:: Task data

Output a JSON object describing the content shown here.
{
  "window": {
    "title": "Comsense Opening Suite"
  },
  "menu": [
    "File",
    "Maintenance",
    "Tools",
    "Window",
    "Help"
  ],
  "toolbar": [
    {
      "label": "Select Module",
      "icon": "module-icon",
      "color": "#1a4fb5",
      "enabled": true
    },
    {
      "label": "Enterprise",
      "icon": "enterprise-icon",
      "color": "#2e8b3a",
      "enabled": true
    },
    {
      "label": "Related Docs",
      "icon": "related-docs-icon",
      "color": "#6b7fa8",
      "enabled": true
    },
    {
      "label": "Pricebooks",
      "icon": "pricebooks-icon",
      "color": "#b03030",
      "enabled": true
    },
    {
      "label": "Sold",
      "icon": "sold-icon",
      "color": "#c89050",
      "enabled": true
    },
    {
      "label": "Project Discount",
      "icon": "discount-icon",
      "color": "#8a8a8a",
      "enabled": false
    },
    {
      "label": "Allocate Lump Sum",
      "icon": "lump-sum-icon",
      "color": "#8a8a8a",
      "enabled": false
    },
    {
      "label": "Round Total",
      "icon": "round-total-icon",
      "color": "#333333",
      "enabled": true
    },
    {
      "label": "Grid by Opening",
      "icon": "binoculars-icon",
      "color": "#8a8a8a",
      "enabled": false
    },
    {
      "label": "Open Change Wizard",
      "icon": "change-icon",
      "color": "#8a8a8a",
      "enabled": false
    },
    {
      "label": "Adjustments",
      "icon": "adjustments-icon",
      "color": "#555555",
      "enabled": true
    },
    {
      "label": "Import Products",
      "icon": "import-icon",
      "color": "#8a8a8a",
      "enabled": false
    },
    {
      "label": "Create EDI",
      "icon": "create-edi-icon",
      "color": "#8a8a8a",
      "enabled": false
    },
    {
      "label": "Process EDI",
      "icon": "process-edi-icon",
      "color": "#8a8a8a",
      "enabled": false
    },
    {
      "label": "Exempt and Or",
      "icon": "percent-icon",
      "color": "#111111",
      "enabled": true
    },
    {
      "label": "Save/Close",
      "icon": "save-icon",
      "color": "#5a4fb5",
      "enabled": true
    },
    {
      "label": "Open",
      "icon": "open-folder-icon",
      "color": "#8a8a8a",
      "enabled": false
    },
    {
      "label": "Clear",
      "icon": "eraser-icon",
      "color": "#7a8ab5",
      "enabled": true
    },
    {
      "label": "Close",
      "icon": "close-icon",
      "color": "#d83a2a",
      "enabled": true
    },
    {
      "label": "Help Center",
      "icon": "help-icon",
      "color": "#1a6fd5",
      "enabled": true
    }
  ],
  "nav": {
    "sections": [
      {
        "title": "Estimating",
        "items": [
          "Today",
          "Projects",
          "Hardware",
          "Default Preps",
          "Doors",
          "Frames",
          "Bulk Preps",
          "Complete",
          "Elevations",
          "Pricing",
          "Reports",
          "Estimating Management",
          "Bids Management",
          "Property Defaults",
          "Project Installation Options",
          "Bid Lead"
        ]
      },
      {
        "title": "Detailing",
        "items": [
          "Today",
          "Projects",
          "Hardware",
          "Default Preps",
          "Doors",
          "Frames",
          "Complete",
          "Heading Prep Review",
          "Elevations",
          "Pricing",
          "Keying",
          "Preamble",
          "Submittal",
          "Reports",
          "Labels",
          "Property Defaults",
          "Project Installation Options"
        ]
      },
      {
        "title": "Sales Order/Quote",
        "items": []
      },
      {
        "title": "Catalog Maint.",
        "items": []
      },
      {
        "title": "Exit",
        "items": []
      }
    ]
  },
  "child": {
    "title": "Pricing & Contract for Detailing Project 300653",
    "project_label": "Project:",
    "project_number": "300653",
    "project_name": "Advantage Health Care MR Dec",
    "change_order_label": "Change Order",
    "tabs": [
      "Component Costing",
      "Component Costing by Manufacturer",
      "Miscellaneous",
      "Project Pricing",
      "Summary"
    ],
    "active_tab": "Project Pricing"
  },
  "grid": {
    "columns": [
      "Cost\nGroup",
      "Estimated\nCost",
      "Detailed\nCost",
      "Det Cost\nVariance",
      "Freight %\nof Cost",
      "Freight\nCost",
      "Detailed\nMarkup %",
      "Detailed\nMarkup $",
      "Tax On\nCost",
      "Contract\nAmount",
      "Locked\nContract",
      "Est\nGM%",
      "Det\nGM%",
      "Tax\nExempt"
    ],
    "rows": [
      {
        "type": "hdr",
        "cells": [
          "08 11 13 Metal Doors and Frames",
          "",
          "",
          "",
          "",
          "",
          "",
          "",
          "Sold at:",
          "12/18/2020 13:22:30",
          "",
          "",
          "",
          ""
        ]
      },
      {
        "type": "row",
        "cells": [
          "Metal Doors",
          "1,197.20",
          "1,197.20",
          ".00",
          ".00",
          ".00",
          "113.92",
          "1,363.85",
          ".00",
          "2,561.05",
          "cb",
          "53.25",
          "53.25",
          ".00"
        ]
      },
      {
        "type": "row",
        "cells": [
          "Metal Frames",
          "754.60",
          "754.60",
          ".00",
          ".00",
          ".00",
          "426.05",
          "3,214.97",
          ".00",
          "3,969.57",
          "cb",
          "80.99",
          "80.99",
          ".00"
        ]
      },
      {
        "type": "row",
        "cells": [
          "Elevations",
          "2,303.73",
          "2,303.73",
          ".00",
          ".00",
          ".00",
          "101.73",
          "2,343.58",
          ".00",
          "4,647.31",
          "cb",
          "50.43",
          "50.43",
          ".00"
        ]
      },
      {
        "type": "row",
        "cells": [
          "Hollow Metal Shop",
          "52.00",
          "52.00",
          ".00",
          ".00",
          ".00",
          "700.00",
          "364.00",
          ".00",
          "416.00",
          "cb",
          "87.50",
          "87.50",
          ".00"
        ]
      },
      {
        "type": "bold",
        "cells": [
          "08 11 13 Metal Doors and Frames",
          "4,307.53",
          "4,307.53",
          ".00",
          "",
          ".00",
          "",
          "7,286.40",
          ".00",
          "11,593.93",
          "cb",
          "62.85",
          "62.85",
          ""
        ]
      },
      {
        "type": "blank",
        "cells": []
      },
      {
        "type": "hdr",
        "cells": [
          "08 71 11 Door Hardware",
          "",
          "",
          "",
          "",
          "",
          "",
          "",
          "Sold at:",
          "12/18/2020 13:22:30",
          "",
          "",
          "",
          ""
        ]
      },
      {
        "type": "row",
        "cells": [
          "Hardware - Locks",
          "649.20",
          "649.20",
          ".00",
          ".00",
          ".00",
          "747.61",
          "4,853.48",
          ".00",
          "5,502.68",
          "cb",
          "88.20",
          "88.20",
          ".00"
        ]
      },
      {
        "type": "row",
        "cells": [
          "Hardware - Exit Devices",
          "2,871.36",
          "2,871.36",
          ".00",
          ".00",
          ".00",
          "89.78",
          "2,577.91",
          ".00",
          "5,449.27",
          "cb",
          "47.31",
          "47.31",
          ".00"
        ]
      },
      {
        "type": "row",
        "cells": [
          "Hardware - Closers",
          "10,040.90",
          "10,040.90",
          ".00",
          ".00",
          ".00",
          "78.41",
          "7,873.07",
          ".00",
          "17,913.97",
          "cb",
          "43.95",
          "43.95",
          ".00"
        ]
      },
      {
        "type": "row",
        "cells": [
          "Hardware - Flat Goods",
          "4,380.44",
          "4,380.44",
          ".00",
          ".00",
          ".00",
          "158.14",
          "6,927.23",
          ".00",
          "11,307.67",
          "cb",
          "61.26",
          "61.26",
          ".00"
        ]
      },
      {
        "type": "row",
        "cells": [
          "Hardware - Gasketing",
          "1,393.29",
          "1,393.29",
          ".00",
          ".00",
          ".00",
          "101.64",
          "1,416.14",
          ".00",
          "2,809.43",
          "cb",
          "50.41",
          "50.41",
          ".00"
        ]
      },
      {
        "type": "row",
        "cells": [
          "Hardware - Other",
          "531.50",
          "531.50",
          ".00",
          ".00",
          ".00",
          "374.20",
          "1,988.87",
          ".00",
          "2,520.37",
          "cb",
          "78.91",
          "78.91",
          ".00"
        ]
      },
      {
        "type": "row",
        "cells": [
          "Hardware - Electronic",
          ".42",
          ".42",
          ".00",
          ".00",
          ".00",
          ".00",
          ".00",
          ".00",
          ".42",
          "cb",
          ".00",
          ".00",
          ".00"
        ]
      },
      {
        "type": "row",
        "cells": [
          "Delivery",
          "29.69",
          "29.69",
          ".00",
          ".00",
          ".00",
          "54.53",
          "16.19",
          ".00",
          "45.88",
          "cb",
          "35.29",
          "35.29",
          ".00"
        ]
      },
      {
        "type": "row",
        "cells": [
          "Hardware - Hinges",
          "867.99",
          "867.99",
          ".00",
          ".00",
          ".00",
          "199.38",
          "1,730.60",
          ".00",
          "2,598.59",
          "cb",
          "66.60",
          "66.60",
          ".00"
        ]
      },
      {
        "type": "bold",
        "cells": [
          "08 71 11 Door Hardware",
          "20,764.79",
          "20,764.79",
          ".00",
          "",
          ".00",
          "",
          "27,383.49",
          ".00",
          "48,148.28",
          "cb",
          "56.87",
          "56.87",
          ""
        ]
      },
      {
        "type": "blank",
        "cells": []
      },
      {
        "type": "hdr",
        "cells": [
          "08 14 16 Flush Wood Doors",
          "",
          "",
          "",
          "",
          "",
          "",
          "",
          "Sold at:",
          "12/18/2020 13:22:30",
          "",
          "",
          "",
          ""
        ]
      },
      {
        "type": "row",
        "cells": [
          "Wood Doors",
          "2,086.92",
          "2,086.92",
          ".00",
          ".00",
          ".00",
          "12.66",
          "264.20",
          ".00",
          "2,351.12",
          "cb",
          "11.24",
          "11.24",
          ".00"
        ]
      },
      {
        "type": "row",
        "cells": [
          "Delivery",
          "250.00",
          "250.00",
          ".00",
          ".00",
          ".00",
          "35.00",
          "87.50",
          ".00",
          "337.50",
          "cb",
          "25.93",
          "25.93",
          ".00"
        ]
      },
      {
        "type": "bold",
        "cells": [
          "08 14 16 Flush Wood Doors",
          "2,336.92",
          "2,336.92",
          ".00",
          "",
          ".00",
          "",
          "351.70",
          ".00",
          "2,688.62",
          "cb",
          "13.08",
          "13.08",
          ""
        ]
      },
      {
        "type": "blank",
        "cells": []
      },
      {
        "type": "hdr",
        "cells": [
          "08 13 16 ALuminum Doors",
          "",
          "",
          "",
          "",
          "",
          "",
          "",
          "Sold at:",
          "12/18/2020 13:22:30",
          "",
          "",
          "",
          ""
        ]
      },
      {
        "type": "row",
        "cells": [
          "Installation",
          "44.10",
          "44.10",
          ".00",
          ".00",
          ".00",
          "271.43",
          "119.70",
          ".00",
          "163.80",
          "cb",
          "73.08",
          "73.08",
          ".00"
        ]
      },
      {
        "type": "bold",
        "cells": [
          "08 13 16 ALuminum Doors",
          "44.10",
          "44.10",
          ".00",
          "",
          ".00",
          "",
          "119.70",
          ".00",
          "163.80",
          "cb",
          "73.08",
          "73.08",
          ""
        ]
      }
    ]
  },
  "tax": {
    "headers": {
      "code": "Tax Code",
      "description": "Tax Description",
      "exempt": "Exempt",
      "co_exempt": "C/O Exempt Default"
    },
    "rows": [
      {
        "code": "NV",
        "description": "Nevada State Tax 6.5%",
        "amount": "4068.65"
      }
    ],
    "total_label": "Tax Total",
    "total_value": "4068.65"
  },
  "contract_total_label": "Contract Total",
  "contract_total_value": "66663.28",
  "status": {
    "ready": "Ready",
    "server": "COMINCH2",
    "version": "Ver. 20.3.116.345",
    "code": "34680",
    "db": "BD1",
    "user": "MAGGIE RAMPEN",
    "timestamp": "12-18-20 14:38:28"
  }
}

::::

Choose all lines containing the string "Detailed" and copy them out.

• **Solution to the problem**
      "Detailed\nCost",
      "Detailed\nMarkup %",
      "Detailed\nMarkup $",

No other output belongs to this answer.